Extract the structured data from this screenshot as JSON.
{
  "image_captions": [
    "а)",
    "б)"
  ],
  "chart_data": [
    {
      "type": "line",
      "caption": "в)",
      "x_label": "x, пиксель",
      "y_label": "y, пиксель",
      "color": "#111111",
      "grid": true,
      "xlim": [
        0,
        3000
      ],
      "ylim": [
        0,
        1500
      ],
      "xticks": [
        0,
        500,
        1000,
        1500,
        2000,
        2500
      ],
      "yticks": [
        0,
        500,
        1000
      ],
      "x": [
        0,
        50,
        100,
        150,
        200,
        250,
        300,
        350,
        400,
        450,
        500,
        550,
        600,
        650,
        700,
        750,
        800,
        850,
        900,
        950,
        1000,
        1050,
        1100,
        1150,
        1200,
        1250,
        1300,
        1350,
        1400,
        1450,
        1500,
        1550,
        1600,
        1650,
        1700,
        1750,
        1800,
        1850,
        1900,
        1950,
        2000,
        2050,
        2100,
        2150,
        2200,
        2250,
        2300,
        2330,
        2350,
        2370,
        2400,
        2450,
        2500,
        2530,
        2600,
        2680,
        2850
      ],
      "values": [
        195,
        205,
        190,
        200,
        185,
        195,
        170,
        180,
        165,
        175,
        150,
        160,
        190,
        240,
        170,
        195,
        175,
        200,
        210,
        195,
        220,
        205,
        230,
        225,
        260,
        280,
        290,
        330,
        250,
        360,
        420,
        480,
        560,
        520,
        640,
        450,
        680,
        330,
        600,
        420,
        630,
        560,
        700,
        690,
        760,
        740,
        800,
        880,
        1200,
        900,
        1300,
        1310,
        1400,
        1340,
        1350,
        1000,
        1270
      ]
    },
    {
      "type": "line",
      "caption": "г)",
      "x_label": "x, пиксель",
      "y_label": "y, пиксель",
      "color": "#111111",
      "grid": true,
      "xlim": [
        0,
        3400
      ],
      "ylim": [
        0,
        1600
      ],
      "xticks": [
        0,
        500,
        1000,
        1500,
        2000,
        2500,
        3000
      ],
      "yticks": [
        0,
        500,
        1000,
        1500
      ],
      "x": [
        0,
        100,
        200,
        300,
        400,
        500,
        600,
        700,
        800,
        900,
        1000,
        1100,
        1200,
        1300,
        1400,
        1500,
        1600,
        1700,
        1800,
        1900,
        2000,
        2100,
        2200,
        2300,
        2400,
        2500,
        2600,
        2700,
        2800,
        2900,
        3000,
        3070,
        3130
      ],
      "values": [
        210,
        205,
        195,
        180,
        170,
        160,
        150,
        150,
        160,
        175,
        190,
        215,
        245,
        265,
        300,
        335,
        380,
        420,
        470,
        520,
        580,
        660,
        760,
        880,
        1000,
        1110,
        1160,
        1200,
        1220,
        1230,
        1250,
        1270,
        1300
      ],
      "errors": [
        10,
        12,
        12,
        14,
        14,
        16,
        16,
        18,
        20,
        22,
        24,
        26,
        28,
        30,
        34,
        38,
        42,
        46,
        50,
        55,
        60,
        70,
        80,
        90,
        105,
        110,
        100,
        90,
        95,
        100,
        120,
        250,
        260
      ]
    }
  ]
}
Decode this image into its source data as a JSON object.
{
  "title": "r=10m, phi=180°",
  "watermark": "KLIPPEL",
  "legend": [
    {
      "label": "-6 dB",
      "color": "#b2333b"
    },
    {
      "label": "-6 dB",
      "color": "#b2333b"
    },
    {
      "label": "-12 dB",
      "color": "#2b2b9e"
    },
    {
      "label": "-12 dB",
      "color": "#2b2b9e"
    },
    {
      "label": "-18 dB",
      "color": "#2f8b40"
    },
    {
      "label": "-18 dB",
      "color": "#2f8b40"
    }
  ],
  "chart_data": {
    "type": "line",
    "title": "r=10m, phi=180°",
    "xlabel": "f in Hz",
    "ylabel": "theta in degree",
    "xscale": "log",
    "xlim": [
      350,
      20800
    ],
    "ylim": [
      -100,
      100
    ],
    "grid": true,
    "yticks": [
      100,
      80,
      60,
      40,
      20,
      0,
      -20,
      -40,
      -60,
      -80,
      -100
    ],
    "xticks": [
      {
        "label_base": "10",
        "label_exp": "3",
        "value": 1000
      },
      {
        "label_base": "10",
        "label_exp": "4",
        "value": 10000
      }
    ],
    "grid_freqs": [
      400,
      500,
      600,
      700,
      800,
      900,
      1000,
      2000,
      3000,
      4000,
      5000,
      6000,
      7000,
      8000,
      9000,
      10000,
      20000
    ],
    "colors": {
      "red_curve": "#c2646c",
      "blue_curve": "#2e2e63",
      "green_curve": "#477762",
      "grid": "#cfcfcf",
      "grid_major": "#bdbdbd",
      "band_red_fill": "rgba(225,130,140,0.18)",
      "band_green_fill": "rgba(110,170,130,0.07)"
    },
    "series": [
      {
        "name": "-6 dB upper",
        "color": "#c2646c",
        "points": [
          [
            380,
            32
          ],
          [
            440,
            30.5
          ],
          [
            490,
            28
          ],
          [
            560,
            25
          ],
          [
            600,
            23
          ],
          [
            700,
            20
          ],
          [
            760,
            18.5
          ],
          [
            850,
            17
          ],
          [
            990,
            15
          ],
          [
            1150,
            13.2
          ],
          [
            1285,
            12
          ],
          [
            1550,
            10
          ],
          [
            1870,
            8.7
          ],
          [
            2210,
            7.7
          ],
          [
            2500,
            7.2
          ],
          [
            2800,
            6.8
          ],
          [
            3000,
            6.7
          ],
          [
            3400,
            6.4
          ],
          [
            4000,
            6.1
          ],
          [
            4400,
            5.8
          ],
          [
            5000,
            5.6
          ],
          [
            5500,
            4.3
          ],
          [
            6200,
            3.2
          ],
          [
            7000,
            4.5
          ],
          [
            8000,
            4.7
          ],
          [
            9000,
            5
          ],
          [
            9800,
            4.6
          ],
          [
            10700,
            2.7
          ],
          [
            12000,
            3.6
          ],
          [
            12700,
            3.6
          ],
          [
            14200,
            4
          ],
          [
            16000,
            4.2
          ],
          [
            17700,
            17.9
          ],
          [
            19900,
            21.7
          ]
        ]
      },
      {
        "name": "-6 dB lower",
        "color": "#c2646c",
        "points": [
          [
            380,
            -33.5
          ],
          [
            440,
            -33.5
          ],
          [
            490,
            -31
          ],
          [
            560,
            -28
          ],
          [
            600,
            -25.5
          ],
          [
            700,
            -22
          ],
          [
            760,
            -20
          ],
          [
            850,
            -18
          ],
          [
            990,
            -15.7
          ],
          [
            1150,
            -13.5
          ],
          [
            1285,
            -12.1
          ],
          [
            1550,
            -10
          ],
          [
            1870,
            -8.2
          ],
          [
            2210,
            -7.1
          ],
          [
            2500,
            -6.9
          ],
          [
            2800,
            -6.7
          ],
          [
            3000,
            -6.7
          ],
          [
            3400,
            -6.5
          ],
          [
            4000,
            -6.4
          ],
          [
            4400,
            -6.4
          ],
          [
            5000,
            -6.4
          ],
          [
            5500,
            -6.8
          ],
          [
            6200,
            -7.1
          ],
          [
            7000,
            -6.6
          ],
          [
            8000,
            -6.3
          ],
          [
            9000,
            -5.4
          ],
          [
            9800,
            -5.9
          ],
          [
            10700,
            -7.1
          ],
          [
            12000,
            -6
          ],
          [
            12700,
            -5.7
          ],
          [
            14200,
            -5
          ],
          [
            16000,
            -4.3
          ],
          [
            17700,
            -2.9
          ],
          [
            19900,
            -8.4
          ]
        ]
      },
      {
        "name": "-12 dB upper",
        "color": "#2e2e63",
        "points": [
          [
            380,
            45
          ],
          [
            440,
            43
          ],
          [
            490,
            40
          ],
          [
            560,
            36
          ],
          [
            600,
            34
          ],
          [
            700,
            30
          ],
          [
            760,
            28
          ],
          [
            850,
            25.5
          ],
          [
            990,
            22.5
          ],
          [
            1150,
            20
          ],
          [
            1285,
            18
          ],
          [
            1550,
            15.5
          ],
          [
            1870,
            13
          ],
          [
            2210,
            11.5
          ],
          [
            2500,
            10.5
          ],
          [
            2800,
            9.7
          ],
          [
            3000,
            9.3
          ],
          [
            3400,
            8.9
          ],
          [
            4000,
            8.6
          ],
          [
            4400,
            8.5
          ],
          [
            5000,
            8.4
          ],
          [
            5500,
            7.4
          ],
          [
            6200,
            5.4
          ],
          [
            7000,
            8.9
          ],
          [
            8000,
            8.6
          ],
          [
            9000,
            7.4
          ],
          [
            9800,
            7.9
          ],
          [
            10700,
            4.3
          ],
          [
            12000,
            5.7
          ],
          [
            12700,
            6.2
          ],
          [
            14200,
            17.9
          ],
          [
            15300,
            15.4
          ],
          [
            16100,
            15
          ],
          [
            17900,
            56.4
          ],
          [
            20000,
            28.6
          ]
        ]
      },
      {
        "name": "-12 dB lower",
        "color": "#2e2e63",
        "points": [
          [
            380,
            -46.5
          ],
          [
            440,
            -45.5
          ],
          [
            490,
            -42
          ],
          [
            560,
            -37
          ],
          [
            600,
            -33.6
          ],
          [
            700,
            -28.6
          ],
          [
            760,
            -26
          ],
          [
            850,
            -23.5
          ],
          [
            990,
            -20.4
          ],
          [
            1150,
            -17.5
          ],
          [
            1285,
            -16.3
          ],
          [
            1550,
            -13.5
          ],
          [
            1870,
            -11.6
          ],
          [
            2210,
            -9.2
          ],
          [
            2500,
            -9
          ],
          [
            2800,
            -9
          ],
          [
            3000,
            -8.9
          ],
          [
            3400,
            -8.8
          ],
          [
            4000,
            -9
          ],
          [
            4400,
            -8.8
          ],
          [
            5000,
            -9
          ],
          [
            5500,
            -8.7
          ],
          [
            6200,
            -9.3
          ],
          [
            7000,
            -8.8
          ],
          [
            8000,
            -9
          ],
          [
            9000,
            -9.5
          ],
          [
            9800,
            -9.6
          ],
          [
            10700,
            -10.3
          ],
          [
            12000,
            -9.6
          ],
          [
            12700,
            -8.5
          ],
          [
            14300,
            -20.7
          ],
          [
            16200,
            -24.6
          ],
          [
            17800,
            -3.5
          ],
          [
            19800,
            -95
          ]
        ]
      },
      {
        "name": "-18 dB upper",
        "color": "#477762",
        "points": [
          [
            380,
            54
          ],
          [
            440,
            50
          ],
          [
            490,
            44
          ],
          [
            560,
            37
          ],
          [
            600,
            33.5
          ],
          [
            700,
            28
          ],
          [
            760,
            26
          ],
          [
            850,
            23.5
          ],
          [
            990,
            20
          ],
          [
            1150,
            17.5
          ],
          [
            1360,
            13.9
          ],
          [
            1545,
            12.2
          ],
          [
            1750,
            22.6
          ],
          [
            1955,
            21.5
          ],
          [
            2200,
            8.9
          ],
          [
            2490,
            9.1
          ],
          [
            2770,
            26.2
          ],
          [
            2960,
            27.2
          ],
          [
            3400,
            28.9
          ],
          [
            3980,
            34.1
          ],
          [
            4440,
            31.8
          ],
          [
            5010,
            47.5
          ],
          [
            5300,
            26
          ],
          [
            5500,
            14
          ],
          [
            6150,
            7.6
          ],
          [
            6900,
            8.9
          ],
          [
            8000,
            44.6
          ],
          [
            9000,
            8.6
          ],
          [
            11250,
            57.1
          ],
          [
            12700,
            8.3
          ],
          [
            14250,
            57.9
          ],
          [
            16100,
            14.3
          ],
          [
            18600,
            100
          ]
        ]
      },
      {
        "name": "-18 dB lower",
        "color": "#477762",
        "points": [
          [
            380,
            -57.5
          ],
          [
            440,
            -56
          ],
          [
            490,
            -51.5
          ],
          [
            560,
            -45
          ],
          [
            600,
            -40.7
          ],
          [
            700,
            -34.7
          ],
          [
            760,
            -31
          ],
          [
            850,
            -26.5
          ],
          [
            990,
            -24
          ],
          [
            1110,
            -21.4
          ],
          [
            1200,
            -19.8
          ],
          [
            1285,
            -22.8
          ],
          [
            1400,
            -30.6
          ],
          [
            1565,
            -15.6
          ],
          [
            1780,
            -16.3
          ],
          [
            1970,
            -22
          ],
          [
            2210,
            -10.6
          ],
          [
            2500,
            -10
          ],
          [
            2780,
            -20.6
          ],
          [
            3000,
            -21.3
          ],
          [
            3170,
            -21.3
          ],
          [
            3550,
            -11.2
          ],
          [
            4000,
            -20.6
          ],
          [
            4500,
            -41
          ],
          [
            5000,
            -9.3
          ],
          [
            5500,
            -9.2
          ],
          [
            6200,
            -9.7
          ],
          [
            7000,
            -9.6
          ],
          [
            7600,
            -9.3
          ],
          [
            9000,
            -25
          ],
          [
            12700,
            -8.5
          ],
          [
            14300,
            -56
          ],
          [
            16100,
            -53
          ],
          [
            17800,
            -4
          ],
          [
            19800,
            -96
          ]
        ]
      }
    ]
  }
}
-.-.-
WRITTEN EXERCISE
Reproduce each line holding the word "this".

SOLVED PROBLEM
Extract the structured data from this screenshot as JSON.
Decode this image into its source data as a JSON object.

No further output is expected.